Source data —
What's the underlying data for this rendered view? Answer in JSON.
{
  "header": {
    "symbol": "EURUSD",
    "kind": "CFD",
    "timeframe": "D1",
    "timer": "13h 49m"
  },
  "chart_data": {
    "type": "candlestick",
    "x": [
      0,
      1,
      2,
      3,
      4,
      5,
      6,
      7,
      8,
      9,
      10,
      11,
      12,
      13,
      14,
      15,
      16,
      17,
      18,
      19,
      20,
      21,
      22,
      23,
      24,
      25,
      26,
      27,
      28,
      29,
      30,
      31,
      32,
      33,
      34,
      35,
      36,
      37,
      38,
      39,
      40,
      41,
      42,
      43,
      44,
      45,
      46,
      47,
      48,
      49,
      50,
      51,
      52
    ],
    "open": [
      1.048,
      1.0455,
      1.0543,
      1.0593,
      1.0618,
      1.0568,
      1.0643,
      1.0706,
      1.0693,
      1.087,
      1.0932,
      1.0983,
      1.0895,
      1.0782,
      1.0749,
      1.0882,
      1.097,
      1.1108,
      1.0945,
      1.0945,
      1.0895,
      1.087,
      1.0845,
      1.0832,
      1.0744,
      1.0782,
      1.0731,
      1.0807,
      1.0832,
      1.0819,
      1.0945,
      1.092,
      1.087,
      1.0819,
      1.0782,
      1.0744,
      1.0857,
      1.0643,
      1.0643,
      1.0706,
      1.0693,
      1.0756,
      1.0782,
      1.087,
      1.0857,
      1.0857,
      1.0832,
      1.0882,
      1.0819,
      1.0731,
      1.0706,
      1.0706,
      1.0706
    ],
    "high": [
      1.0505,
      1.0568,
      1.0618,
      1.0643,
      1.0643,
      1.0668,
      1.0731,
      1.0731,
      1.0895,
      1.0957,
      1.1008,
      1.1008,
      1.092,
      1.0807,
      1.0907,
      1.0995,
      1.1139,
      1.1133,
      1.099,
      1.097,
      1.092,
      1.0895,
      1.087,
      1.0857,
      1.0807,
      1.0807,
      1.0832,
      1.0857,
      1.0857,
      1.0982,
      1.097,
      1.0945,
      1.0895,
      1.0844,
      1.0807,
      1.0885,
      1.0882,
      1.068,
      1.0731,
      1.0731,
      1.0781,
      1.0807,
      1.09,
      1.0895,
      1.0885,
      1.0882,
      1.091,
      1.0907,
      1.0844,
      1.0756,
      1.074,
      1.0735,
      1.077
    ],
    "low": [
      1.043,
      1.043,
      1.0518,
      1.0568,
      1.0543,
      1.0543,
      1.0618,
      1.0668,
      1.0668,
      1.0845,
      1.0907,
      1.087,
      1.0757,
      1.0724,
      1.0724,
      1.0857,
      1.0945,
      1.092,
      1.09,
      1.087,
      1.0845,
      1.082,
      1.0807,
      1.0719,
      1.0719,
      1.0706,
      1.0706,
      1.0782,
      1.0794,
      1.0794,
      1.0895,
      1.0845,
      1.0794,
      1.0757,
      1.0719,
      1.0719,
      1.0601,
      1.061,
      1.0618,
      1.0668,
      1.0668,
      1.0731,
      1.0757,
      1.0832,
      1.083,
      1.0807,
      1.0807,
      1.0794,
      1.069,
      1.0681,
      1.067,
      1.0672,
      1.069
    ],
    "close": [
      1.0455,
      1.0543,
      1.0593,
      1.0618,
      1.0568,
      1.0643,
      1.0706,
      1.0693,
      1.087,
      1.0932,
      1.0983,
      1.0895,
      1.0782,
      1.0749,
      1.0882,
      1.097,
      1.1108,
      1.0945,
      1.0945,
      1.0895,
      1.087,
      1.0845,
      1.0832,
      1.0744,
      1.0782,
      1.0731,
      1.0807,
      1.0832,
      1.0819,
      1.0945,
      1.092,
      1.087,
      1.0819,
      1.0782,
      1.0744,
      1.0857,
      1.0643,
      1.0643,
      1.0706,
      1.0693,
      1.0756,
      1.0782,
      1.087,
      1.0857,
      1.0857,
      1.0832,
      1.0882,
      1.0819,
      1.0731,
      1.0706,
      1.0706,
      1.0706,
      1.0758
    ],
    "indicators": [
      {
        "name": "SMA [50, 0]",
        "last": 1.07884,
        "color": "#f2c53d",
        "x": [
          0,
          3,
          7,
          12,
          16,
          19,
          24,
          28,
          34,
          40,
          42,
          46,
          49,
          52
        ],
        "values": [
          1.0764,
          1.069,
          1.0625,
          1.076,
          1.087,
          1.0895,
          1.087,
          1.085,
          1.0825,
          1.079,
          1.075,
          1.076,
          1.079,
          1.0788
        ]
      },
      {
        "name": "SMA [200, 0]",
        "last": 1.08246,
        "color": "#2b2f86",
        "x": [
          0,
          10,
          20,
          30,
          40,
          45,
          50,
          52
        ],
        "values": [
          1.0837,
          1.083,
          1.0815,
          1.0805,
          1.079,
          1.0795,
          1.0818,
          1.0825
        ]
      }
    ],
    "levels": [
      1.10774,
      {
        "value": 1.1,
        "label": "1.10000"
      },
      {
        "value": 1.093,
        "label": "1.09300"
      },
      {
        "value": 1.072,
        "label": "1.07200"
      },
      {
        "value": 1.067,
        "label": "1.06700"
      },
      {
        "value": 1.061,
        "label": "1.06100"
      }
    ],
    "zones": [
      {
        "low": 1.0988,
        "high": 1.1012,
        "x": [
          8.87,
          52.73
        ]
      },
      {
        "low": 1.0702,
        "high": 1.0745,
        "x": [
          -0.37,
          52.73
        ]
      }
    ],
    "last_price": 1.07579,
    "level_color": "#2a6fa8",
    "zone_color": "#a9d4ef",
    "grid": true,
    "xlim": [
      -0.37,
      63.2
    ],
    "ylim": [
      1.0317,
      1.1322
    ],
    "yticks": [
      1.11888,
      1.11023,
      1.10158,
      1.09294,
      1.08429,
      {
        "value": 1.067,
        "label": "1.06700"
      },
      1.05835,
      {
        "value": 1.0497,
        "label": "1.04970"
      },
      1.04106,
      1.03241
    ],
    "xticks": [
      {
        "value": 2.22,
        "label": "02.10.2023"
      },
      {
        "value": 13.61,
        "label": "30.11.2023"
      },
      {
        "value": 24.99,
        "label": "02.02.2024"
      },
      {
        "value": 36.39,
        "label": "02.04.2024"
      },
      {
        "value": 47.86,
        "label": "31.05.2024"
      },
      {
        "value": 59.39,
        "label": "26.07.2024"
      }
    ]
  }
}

What needs to be done — Extract all of the material exactly as it is written.

Full solution —
What's the underlying data for this rendered view? Answer in JSON.
{
  "header": {
    "symbol": "EURUSD",
    "kind": "CFD",
    "timeframe": "D1",
    "timer": "13h 49m"
  },
  "chart_data": {
    "type": "candlestick",
    "x": [
      0,
      1,
      2,
      3,
      4,
      5,
      6,
      7,
      8,
      9,
      10,
      11,
      12,
      13,
      14,
      15,
      16,
      17,
      18,
      19,
      20,
      21,
      22,
      23,
      24,
      25,
      26,
      27,
      28,
      29,
      30,
      31,
      32,
      33,
      34,
      35,
      36,
      37,
      38,
      39,
      40,
      41,
      42,
      43,
      44,
      45,
      46,
      47,
      48,
      49,
      50,
      51,
      52
    ],
    "open": [
      1.048,
      1.0455,
      1.0543,
      1.0593,
      1.0618,
      1.0568,
      1.0643,
      1.0706,
      1.0693,
      1.087,
      1.0932,
      1.0983,
      1.0895,
      1.0782,
      1.0749,
      1.0882,
      1.097,
      1.1108,
      1.0945,
      1.0945,
      1.0895,
      1.087,
      1.0845,
      1.0832,
      1.0744,
      1.0782,
      1.0731,
      1.0807,
      1.0832,
      1.0819,
      1.0945,
      1.092,
      1.087,
      1.0819,
      1.0782,
      1.0744,
      1.0857,
      1.0643,
      1.0643,
      1.0706,
      1.0693,
      1.0756,
      1.0782,
      1.087,
      1.0857,
      1.0857,
      1.0832,
      1.0882,
      1.0819,
      1.0731,
      1.0706,
      1.0706,
      1.0706
    ],
    "high": [
      1.0505,
      1.0568,
      1.0618,
      1.0643,
      1.0643,
      1.0668,
      1.0731,
      1.0731,
      1.0895,
      1.0957,
      1.1008,
      1.1008,
      1.092,
      1.0807,
      1.0907,
      1.0995,
      1.1139,
      1.1133,
      1.099,
      1.097,
      1.092,
      1.0895,
      1.087,
      1.0857,
      1.0807,
      1.0807,
      1.0832,
      1.0857,
      1.0857,
      1.0982,
      1.097,
      1.0945,
      1.0895,
      1.0844,
      1.0807,
      1.0885,
      1.0882,
      1.068,
      1.0731,
      1.0731,
      1.0781,
      1.0807,
      1.09,
      1.0895,
      1.0885,
      1.0882,
      1.091,
      1.0907,
      1.0844,
      1.0756,
      1.074,
      1.0735,
      1.077
    ],
    "low": [
      1.043,
      1.043,
      1.0518,
      1.0568,
      1.0543,
      1.0543,
      1.0618,
      1.0668,
      1.0668,
      1.0845,
      1.0907,
      1.087,
      1.0757,
      1.0724,
      1.0724,
      1.0857,
      1.0945,
      1.092,
      1.09,
      1.087,
      1.0845,
      1.082,
      1.0807,
      1.0719,
      1.0719,
      1.0706,
      1.0706,
      1.0782,
      1.0794,
      1.0794,
      1.0895,
      1.0845,
      1.0794,
      1.0757,
      1.0719,
      1.0719,
      1.0601,
      1.061,
      1.0618,
      1.0668,
      1.0668,
      1.0731,
      1.0757,
      1.0832,
      1.083,
      1.0807,
      1.0807,
      1.0794,
      1.069,
      1.0681,
      1.067,
      1.0672,
      1.069
    ],
    "close": [
      1.0455,
      1.0543,
      1.0593,
      1.0618,
      1.0568,
      1.0643,
      1.0706,
      1.0693,
      1.087,
      1.0932,
      1.0983,
      1.0895,
      1.0782,
      1.0749,
      1.0882,
      1.097,
      1.1108,
      1.0945,
      1.0945,
      1.0895,
      1.087,
      1.0845,
      1.0832,
      1.0744,
      1.0782,
      1.0731,
      1.0807,
      1.0832,
      1.0819,
      1.0945,
      1.092,
      1.087,
      1.0819,
      1.0782,
      1.0744,
      1.0857,
      1.0643,
      1.0643,
      1.0706,
      1.0693,
      1.0756,
      1.0782,
      1.087,
      1.0857,
      1.0857,
      1.0832,
      1.0882,
      1.0819,
      1.0731,
      1.0706,
      1.0706,
      1.0706,
      1.0758
    ],
    "indicators": [
      {
        "name": "SMA [50, 0]",
        "last": 1.07884,
        "color": "#f2c53d",
        "x": [
          0,
          3,
          7,
          12,
          16,
          19,
          24,
          28,
          34,
          40,
          42,
          46,
          49,
          52
        ],
        "values": [
          1.0764,
          1.069,
          1.0625,
          1.076,
          1.087,
          1.0895,
          1.087,
          1.085,
          1.0825,
          1.079,
          1.075,
          1.076,
          1.079,
          1.0788
        ]
      },
      {
        "name": "SMA [200, 0]",
        "last": 1.08246,
        "color": "#2b2f86",
        "x": [
          0,
          10,
          20,
          30,
          40,
          45,
          50,
          52
        ],
        "values": [
          1.0837,
          1.083,
          1.0815,
          1.0805,
          1.079,
          1.0795,
          1.0818,
          1.0825
        ]
      }
    ],
    "levels": [
      1.10774,
      {
        "value": 1.1,
        "label": "1.10000"
      },
      {
        "value": 1.093,
        "label": "1.09300"
      },
      {
        "value": 1.072,
        "label": "1.07200"
      },
      {
        "value": 1.067,
        "label": "1.06700"
      },
      {
        "value": 1.061,
        "label": "1.06100"
      }
    ],
    "zones": [
      {
        "low": 1.0988,
        "high": 1.1012,
        "x": [
          8.87,
          52.73
        ]
      },
      {
        "low": 1.0702,
        "high": 1.0745,
        "x": [
          -0.37,
          52.73
        ]
      }
    ],
    "last_price": 1.07579,
    "level_color": "#2a6fa8",
    "zone_color": "#a9d4ef",
    "grid": true,
    "xlim": [
      -0.37,
      63.2
    ],
    "ylim": [
      1.0317,
      1.1322
    ],
    "yticks": [
      1.11888,
      1.11023,
      1.10158,
      1.09294,
      1.08429,
      {
        "value": 1.067,
        "label": "1.06700"
      },
      1.05835,
      {
        "value": 1.0497,
        "label": "1.04970"
      },
      1.04106,
      1.03241
    ],
    "xticks": [
      {
        "value": 2.22,
        "label": "02.10.2023"
      },
      {
        "value": 13.61,
        "label": "30.11.2023"
      },
      {
        "value": 24.99,
        "label": "02.02.2024"
      },
      {
        "value": 36.39,
        "label": "02.04.2024"
      },
      {
        "value": 47.86,
        "label": "31.05.2024"
      },
      {
        "value": 59.39,
        "label": "26.07.2024"
      }
    ]
  }
}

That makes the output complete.